▶ [Problem statement]: Reproduce all entries verbatim, with nothing added or dropped.

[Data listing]
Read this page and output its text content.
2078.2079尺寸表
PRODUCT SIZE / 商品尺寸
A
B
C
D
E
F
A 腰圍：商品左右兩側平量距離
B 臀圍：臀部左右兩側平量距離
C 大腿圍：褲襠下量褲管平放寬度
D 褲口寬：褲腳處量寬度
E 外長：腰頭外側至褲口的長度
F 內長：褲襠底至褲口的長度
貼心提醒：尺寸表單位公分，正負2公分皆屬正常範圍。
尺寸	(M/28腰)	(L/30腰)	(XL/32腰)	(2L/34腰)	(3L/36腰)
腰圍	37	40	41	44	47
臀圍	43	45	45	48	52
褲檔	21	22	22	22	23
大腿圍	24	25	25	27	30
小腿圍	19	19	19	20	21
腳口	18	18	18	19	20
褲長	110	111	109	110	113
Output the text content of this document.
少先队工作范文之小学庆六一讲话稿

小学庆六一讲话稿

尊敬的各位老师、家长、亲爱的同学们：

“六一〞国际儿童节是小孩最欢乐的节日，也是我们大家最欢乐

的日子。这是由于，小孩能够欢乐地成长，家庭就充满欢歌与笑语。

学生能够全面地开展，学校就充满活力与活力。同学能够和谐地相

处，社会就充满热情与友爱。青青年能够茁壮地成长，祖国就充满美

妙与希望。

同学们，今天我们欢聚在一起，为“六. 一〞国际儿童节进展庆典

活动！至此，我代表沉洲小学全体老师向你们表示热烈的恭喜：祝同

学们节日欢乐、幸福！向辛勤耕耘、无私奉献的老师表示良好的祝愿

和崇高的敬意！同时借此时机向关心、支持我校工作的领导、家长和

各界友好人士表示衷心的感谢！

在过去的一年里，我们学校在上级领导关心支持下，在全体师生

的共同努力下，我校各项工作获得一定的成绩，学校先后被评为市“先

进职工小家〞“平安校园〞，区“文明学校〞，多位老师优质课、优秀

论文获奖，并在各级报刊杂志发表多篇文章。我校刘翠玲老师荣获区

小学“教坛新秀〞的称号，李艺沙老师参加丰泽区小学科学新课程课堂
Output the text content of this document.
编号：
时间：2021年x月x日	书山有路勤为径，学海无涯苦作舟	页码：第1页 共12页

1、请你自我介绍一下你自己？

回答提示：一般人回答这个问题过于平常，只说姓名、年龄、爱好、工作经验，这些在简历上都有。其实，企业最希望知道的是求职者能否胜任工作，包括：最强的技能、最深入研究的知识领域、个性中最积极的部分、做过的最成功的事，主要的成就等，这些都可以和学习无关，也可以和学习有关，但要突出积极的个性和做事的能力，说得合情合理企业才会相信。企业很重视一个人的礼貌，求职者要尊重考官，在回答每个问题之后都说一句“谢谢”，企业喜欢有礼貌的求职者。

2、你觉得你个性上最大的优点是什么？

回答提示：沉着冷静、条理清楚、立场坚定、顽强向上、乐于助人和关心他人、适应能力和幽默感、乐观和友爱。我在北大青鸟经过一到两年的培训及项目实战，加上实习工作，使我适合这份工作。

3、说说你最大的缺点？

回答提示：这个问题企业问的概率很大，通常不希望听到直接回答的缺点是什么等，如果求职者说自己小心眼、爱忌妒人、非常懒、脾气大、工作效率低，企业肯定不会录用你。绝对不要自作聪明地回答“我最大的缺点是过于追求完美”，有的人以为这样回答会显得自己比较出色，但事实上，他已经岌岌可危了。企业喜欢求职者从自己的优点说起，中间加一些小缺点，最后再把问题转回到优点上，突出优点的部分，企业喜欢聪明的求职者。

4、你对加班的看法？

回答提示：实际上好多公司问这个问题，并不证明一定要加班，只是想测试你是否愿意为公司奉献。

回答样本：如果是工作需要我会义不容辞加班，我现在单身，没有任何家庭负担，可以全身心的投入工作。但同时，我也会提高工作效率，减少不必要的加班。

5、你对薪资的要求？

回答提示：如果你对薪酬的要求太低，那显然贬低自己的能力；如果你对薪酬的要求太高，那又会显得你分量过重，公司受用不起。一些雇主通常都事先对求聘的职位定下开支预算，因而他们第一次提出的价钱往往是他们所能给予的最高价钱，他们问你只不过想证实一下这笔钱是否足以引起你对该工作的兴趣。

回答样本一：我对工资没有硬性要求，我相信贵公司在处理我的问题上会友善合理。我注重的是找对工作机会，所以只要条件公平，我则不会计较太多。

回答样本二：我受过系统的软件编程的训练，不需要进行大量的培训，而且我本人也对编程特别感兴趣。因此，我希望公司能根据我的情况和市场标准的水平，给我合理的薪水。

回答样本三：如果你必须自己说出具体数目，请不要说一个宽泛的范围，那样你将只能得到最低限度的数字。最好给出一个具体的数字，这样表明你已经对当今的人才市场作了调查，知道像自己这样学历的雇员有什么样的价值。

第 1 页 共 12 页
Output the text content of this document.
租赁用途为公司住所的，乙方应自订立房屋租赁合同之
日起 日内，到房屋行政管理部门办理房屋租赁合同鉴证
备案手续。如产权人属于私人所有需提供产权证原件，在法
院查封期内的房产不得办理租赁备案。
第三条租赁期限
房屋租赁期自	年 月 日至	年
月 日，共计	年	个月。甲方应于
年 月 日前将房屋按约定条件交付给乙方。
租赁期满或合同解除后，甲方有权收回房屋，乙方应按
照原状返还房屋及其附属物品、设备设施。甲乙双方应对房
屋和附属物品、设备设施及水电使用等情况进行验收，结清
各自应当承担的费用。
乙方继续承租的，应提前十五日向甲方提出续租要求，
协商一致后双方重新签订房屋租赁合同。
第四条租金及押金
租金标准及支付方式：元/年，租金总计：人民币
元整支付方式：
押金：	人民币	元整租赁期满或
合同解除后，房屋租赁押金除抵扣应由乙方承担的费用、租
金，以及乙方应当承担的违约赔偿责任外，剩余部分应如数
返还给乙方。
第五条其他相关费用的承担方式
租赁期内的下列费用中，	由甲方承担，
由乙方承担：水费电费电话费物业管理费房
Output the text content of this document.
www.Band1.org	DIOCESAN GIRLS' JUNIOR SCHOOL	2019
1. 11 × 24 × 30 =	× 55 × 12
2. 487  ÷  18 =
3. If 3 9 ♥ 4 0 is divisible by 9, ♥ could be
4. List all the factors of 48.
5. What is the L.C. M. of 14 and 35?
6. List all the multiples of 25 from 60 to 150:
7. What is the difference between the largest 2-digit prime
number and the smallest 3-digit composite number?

▶ [Result of the exercise]:
Read this page and output its text content.
2078.2079尺寸表
PRODUCT SIZE / 商品尺寸
A
B
C
D
E
F
A 腰圍：商品左右兩側平量距離
B 臀圍：臀部左右兩側平量距離
C 大腿圍：褲襠下量褲管平放寬度
D 褲口寬：褲腳處量寬度
E 外長：腰頭外側至褲口的長度
F 內長：褲襠底至褲口的長度
貼心提醒：尺寸表單位公分，正負2公分皆屬正常範圍。
尺寸	(M/28腰)	(L/30腰)	(XL/32腰)	(2L/34腰)	(3L/36腰)
腰圍	37	40	41	44	47
臀圍	43	45	45	48	52
褲檔	21	22	22	22	23
大腿圍	24	25	25	27	30
小腿圍	19	19	19	20	21
腳口	18	18	18	19	20
褲長	110	111	109	110	113
Output the text content of this document.
少先队工作范文之小学庆六一讲话稿

小学庆六一讲话稿

尊敬的各位老师、家长、亲爱的同学们：

“六一〞国际儿童节是小孩最欢乐的节日，也是我们大家最欢乐

的日子。这是由于，小孩能够欢乐地成长，家庭就充满欢歌与笑语。

学生能够全面地开展，学校就充满活力与活力。同学能够和谐地相

处，社会就充满热情与友爱。青青年能够茁壮地成长，祖国就充满美

妙与希望。

同学们，今天我们欢聚在一起，为“六. 一〞国际儿童节进展庆典

活动！至此，我代表沉洲小学全体老师向你们表示热烈的恭喜：祝同

学们节日欢乐、幸福！向辛勤耕耘、无私奉献的老师表示良好的祝愿

和崇高的敬意！同时借此时机向关心、支持我校工作的领导、家长和

各界友好人士表示衷心的感谢！

在过去的一年里，我们学校在上级领导关心支持下，在全体师生

的共同努力下，我校各项工作获得一定的成绩，学校先后被评为市“先

进职工小家〞“平安校园〞，区“文明学校〞，多位老师优质课、优秀

论文获奖，并在各级报刊杂志发表多篇文章。我校刘翠玲老师荣获区

小学“教坛新秀〞的称号，李艺沙老师参加丰泽区小学科学新课程课堂
Output the text content of this document.
编号：
时间：2021年x月x日	书山有路勤为径，学海无涯苦作舟	页码：第1页 共12页

1、请你自我介绍一下你自己？

回答提示：一般人回答这个问题过于平常，只说姓名、年龄、爱好、工作经验，这些在简历上都有。其实，企业最希望知道的是求职者能否胜任工作，包括：最强的技能、最深入研究的知识领域、个性中最积极的部分、做过的最成功的事，主要的成就等，这些都可以和学习无关，也可以和学习有关，但要突出积极的个性和做事的能力，说得合情合理企业才会相信。企业很重视一个人的礼貌，求职者要尊重考官，在回答每个问题之后都说一句“谢谢”，企业喜欢有礼貌的求职者。

2、你觉得你个性上最大的优点是什么？

回答提示：沉着冷静、条理清楚、立场坚定、顽强向上、乐于助人和关心他人、适应能力和幽默感、乐观和友爱。我在北大青鸟经过一到两年的培训及项目实战，加上实习工作，使我适合这份工作。

3、说说你最大的缺点？

回答提示：这个问题企业问的概率很大，通常不希望听到直接回答的缺点是什么等，如果求职者说自己小心眼、爱忌妒人、非常懒、脾气大、工作效率低，企业肯定不会录用你。绝对不要自作聪明地回答“我最大的缺点是过于追求完美”，有的人以为这样回答会显得自己比较出色，但事实上，他已经岌岌可危了。企业喜欢求职者从自己的优点说起，中间加一些小缺点，最后再把问题转回到优点上，突出优点的部分，企业喜欢聪明的求职者。

4、你对加班的看法？

回答提示：实际上好多公司问这个问题，并不证明一定要加班，只是想测试你是否愿意为公司奉献。

回答样本：如果是工作需要我会义不容辞加班，我现在单身，没有任何家庭负担，可以全身心的投入工作。但同时，我也会提高工作效率，减少不必要的加班。

5、你对薪资的要求？

回答提示：如果你对薪酬的要求太低，那显然贬低自己的能力；如果你对薪酬的要求太高，那又会显得你分量过重，公司受用不起。一些雇主通常都事先对求聘的职位定下开支预算，因而他们第一次提出的价钱往往是他们所能给予的最高价钱，他们问你只不过想证实一下这笔钱是否足以引起你对该工作的兴趣。

回答样本一：我对工资没有硬性要求，我相信贵公司在处理我的问题上会友善合理。我注重的是找对工作机会，所以只要条件公平，我则不会计较太多。

回答样本二：我受过系统的软件编程的训练，不需要进行大量的培训，而且我本人也对编程特别感兴趣。因此，我希望公司能根据我的情况和市场标准的水平，给我合理的薪水。

回答样本三：如果你必须自己说出具体数目，请不要说一个宽泛的范围，那样你将只能得到最低限度的数字。最好给出一个具体的数字，这样表明你已经对当今的人才市场作了调查，知道像自己这样学历的雇员有什么样的价值。

第 1 页 共 12 页
Output the text content of this document.
租赁用途为公司住所的，乙方应自订立房屋租赁合同之
日起 日内，到房屋行政管理部门办理房屋租赁合同鉴证
备案手续。如产权人属于私人所有需提供产权证原件，在法
院查封期内的房产不得办理租赁备案。
第三条租赁期限
房屋租赁期自	年 月 日至	年
月 日，共计	年	个月。甲方应于
年 月 日前将房屋按约定条件交付给乙方。
租赁期满或合同解除后，甲方有权收回房屋，乙方应按
照原状返还房屋及其附属物品、设备设施。甲乙双方应对房
屋和附属物品、设备设施及水电使用等情况进行验收，结清
各自应当承担的费用。
乙方继续承租的，应提前十五日向甲方提出续租要求，
协商一致后双方重新签订房屋租赁合同。
第四条租金及押金
租金标准及支付方式：元/年，租金总计：人民币
元整支付方式：
押金：	人民币	元整租赁期满或
合同解除后，房屋租赁押金除抵扣应由乙方承担的费用、租
金，以及乙方应当承担的违约赔偿责任外，剩余部分应如数
返还给乙方。
第五条其他相关费用的承担方式
租赁期内的下列费用中，	由甲方承担，
由乙方承担：水费电费电话费物业管理费房
Output the text content of this document.
www.Band1.org	DIOCESAN GIRLS' JUNIOR SCHOOL	2019
1. 11 × 24 × 30 =	× 55 × 12
2. 487  ÷  18 =
3. If 3 9 ♥ 4 0 is divisible by 9, ♥ could be
4. List all the factors of 48.
5. What is the L.C. M. of 14 and 35?
6. List all the multiples of 25 from 60 to 150:
7. What is the difference between the largest 2-digit prime
number and the smallest 3-digit composite number?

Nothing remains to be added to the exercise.